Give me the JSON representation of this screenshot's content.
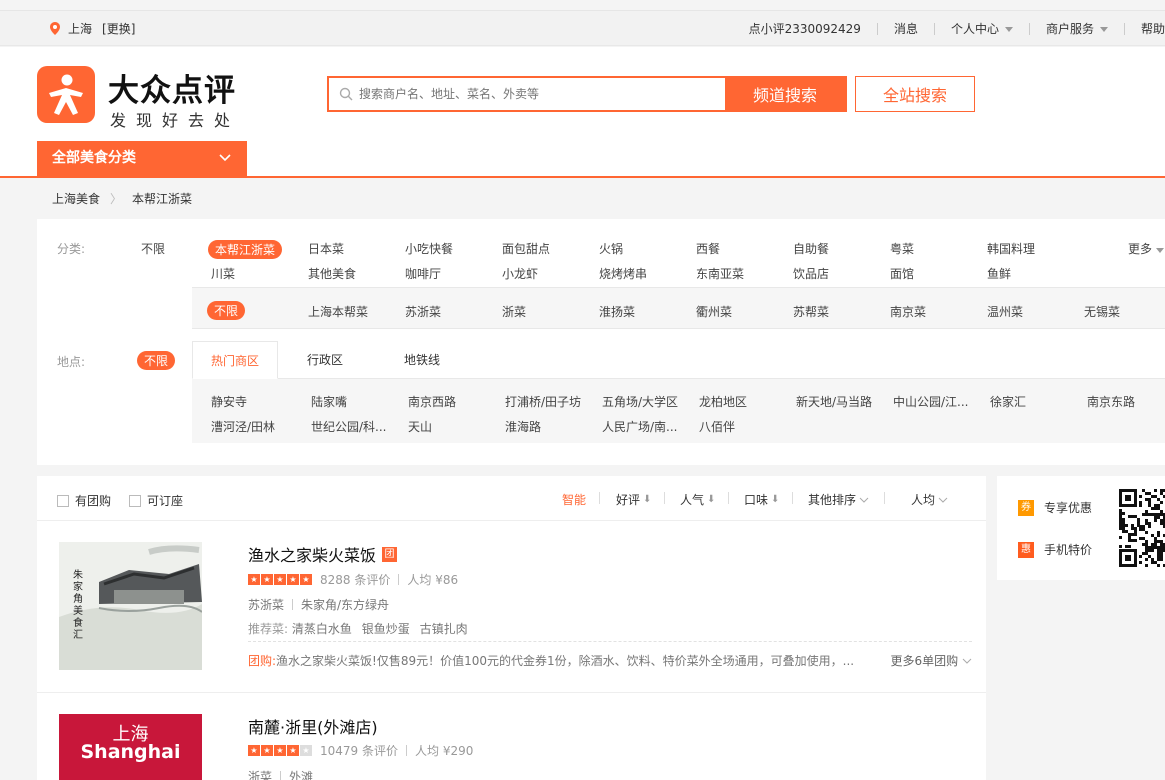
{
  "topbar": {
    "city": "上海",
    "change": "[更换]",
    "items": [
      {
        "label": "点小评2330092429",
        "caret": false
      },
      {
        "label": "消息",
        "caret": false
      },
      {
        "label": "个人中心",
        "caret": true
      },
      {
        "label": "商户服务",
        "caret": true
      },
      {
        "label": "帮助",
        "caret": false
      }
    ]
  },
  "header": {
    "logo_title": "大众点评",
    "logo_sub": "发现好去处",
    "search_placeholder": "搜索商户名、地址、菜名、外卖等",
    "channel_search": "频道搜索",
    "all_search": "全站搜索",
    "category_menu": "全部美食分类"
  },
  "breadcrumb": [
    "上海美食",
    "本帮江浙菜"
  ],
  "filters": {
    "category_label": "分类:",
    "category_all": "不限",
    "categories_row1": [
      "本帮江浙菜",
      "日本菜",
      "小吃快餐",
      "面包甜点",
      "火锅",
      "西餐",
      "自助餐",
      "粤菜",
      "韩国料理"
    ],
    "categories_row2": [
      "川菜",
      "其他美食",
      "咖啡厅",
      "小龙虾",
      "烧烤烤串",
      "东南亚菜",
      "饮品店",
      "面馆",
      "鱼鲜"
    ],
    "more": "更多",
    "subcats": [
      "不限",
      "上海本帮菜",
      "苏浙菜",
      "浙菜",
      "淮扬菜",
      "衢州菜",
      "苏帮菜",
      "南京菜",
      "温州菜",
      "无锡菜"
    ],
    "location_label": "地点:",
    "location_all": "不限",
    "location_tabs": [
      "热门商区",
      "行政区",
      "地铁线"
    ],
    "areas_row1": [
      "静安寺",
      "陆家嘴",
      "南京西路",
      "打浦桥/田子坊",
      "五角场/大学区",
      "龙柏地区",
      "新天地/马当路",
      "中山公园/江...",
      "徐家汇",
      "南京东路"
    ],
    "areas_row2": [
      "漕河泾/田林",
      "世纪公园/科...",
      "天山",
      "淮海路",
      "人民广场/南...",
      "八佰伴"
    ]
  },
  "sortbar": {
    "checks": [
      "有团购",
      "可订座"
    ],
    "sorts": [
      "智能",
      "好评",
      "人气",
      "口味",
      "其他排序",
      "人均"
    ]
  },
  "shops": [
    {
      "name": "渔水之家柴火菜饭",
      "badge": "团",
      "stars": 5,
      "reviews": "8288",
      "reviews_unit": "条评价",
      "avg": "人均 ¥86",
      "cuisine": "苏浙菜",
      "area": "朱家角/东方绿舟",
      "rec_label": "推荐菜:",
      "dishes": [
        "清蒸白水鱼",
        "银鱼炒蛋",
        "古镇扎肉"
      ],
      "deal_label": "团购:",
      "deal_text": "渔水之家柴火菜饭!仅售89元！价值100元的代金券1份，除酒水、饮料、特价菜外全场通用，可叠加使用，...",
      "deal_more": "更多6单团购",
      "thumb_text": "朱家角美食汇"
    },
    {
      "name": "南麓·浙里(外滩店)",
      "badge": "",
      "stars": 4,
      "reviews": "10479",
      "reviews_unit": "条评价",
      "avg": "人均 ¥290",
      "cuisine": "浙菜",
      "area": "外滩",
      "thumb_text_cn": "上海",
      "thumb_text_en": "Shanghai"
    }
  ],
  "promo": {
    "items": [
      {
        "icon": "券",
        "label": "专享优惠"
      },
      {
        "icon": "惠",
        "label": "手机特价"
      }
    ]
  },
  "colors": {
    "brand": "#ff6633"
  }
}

····················

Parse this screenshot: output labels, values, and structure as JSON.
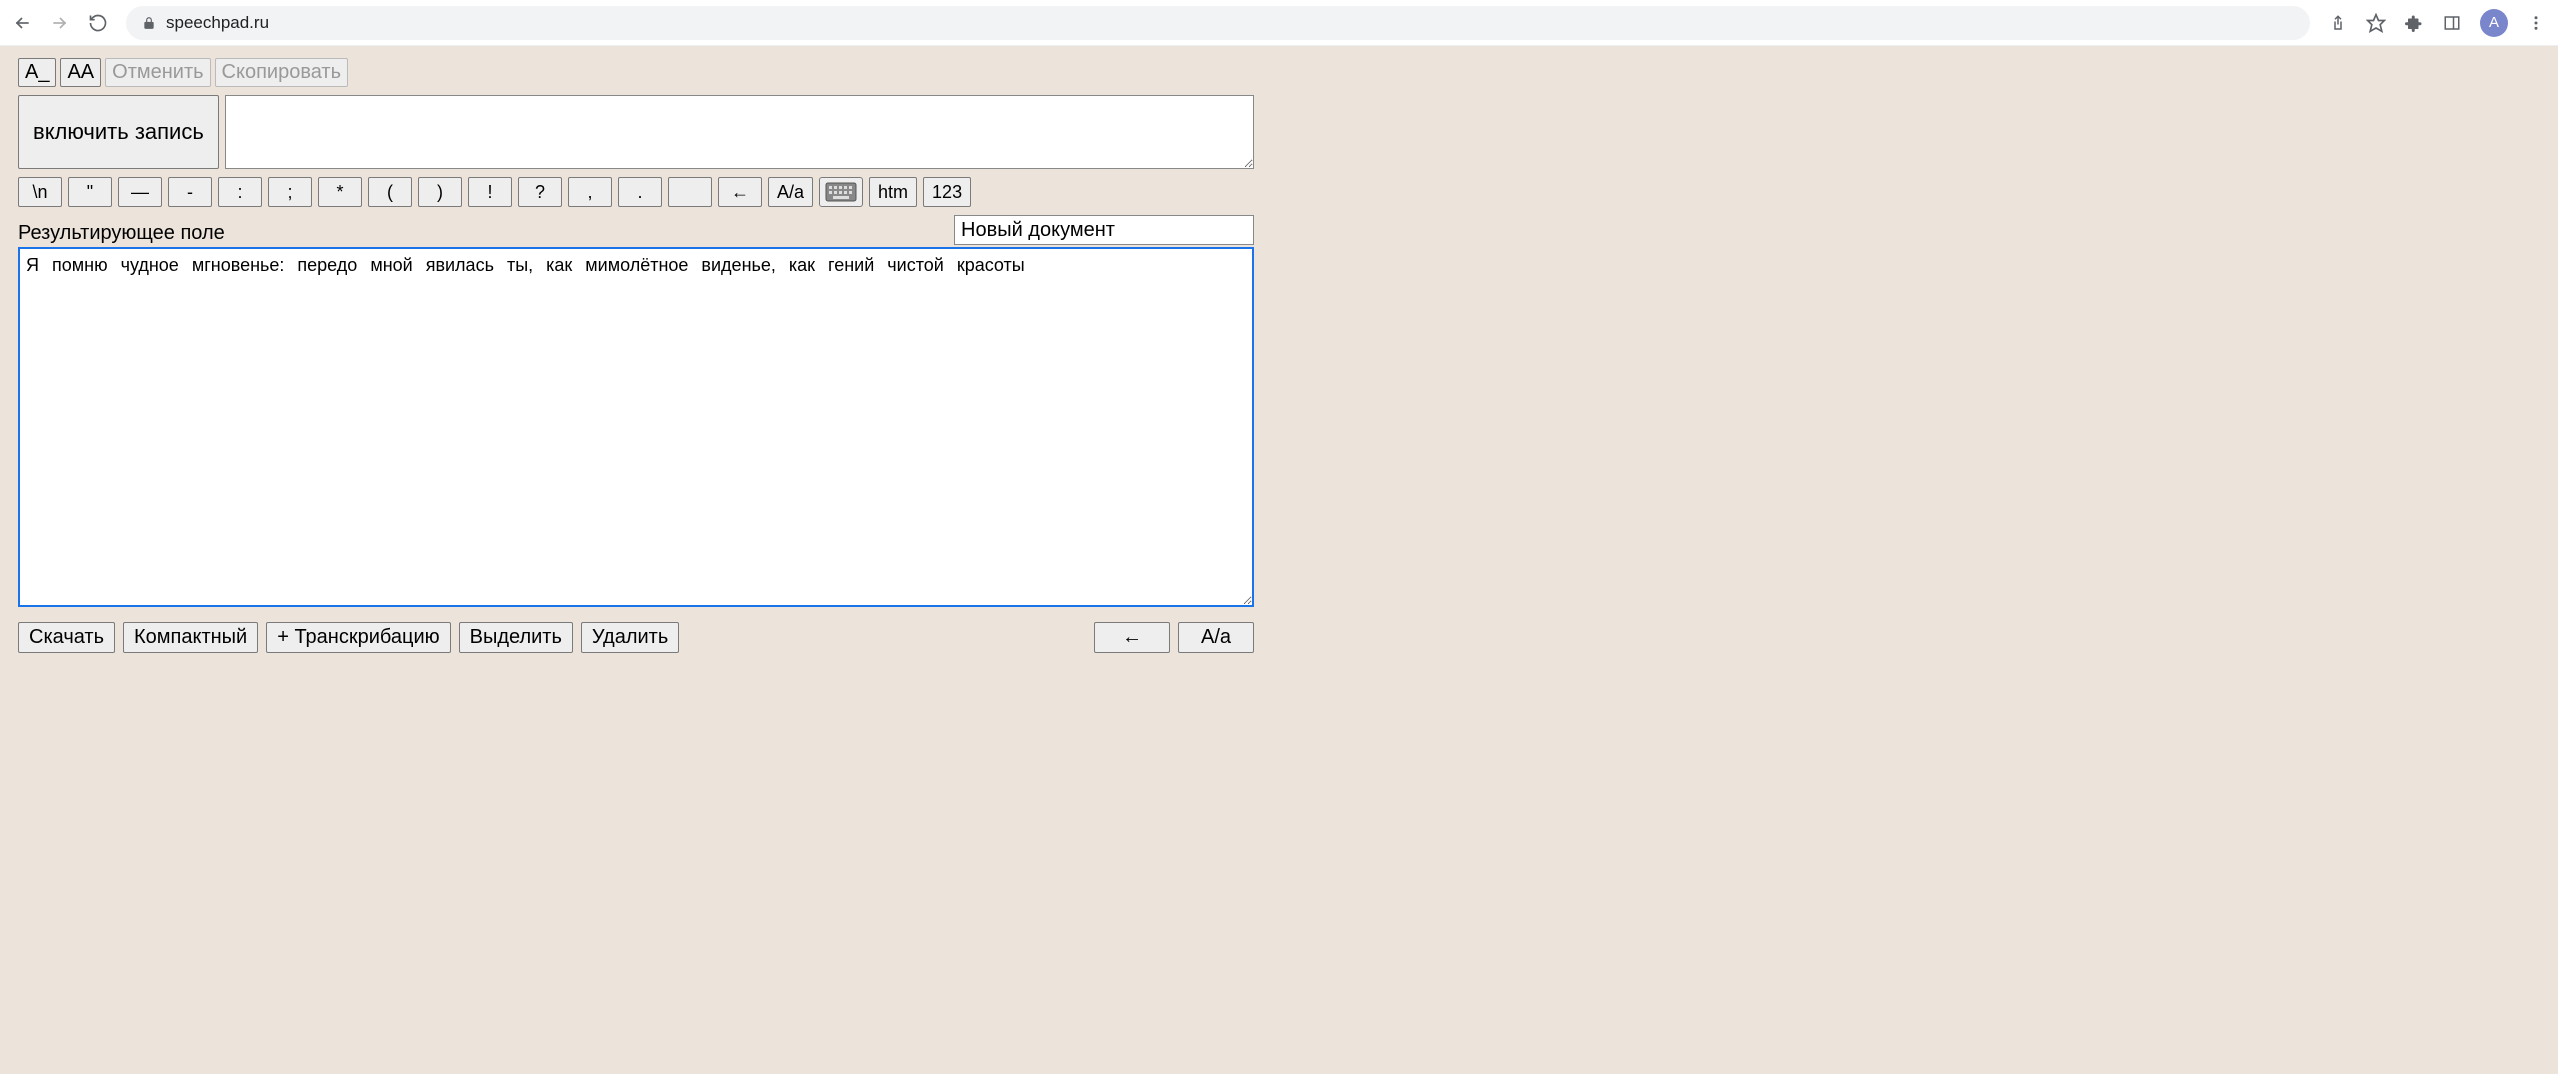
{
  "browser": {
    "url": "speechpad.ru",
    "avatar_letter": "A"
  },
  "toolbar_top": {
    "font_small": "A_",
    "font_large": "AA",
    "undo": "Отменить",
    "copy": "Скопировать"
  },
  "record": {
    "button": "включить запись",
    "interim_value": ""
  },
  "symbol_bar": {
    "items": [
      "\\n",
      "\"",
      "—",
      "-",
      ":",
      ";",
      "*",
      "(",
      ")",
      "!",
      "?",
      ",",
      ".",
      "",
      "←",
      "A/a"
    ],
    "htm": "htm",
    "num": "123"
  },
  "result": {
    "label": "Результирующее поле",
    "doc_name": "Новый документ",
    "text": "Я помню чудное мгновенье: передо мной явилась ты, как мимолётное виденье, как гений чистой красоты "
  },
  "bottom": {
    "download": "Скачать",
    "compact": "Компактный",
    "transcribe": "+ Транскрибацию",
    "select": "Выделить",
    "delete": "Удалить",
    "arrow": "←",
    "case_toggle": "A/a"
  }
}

····················

_Exercise description_
Pull out each line holding the string "screenshot".

_Solution for this task_
Give me the JSON representation of this screenshot's content.
Parse this screenshot: output labels, values, and structure as JSON.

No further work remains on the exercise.